**Given task:** List each line holding the string "this".

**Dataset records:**
START

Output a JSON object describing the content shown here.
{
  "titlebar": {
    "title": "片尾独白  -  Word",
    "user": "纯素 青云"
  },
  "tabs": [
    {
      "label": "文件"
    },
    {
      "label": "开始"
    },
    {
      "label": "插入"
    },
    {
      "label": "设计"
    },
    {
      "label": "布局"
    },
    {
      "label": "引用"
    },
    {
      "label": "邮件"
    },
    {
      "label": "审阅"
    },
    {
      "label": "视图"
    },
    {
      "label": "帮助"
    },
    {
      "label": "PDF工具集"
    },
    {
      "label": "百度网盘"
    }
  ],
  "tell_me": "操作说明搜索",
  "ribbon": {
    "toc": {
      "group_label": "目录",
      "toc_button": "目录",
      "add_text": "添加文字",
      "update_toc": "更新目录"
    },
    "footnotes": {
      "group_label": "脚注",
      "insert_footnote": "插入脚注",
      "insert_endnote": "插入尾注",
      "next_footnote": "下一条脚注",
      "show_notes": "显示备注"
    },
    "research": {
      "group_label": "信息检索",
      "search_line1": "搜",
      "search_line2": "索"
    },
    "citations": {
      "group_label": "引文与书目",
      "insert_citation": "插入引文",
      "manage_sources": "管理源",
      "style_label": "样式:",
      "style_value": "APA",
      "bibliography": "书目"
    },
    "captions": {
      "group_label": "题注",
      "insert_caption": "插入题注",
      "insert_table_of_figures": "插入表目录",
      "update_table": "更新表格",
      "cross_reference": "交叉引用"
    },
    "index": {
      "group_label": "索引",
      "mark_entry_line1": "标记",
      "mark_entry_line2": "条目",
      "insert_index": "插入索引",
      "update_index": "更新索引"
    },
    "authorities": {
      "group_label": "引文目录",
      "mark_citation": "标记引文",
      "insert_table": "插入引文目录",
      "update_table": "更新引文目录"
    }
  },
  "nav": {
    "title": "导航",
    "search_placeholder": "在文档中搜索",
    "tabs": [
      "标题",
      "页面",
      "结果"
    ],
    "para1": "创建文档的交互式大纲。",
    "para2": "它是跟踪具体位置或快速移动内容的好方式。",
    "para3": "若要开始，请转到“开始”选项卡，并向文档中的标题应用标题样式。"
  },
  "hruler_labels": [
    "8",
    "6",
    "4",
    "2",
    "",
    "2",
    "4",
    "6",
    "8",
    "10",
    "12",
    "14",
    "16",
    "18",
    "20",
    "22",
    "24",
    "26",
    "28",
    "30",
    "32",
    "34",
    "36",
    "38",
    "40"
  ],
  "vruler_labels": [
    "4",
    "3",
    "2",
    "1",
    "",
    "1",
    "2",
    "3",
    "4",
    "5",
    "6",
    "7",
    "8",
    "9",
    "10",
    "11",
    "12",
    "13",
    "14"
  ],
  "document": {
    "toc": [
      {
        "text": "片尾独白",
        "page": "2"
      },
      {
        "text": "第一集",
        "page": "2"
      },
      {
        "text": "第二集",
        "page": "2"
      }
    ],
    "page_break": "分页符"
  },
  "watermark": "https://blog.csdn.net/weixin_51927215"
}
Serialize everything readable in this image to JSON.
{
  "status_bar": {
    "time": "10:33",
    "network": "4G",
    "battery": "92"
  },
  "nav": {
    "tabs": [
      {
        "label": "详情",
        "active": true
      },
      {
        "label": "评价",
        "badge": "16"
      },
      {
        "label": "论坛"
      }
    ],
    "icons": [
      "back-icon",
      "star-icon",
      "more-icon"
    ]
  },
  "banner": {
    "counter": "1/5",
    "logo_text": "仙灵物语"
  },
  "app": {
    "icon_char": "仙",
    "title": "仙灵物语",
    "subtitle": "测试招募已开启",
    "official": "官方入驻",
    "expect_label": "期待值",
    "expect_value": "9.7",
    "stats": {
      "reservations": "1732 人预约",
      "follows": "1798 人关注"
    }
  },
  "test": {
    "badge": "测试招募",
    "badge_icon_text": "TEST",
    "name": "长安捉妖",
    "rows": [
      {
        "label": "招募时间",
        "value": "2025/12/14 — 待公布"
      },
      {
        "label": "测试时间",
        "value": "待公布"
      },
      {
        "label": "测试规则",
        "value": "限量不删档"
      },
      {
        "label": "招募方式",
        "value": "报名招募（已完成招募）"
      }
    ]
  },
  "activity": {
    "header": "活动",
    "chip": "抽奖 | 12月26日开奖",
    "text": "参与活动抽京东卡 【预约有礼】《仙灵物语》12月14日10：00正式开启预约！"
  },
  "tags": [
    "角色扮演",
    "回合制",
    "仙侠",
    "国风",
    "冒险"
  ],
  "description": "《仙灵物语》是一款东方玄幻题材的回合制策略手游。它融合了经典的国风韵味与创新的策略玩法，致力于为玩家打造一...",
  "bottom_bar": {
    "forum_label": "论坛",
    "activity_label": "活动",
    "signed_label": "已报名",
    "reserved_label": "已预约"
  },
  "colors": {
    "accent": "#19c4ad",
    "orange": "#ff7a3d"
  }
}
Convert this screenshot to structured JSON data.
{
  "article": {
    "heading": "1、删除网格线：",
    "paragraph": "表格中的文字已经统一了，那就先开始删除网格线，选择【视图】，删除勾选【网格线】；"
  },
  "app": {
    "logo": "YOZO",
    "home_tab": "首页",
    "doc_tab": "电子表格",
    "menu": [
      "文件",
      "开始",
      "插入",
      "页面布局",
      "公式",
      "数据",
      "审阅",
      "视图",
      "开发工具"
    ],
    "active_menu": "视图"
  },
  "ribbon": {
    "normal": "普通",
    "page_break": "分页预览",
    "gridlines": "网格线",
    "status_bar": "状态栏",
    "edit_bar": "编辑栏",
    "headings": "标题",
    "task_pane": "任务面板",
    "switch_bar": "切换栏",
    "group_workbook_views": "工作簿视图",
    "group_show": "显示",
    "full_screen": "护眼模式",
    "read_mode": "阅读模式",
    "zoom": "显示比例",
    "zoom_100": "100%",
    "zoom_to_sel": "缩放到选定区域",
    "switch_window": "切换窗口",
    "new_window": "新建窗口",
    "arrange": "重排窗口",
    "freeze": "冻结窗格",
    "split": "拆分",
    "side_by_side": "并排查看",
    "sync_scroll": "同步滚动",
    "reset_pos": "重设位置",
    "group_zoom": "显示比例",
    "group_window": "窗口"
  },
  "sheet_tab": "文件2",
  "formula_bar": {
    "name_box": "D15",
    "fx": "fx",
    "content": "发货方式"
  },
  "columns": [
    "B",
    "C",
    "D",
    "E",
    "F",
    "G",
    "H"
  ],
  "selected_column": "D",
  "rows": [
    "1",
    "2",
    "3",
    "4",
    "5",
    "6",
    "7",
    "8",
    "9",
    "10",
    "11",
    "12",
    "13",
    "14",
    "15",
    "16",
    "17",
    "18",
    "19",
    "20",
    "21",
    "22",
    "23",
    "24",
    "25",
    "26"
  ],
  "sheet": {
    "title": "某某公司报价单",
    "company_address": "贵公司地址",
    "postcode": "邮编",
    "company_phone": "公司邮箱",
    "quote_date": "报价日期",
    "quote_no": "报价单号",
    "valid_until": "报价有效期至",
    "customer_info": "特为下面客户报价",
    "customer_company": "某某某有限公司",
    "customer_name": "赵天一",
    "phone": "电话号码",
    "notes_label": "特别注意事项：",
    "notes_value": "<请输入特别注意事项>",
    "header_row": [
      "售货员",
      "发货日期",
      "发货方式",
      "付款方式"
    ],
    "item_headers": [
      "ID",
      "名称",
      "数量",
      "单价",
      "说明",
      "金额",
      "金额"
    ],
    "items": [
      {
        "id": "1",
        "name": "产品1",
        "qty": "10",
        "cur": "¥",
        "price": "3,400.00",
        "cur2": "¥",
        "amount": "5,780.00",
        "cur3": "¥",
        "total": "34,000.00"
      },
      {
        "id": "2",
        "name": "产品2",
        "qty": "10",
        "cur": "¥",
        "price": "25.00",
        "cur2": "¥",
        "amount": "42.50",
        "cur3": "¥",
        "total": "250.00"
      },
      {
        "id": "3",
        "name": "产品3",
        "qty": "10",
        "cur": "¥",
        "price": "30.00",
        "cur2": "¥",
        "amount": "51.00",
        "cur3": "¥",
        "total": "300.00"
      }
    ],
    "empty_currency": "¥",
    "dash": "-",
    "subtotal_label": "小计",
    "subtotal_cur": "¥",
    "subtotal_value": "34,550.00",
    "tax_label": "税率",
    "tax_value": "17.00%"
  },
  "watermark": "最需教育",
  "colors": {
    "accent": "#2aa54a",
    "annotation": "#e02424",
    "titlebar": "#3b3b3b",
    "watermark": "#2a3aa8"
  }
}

END

**Written answer:**
Serialize everything readable in this image to JSON.
Convert this screenshot to structured JSON data.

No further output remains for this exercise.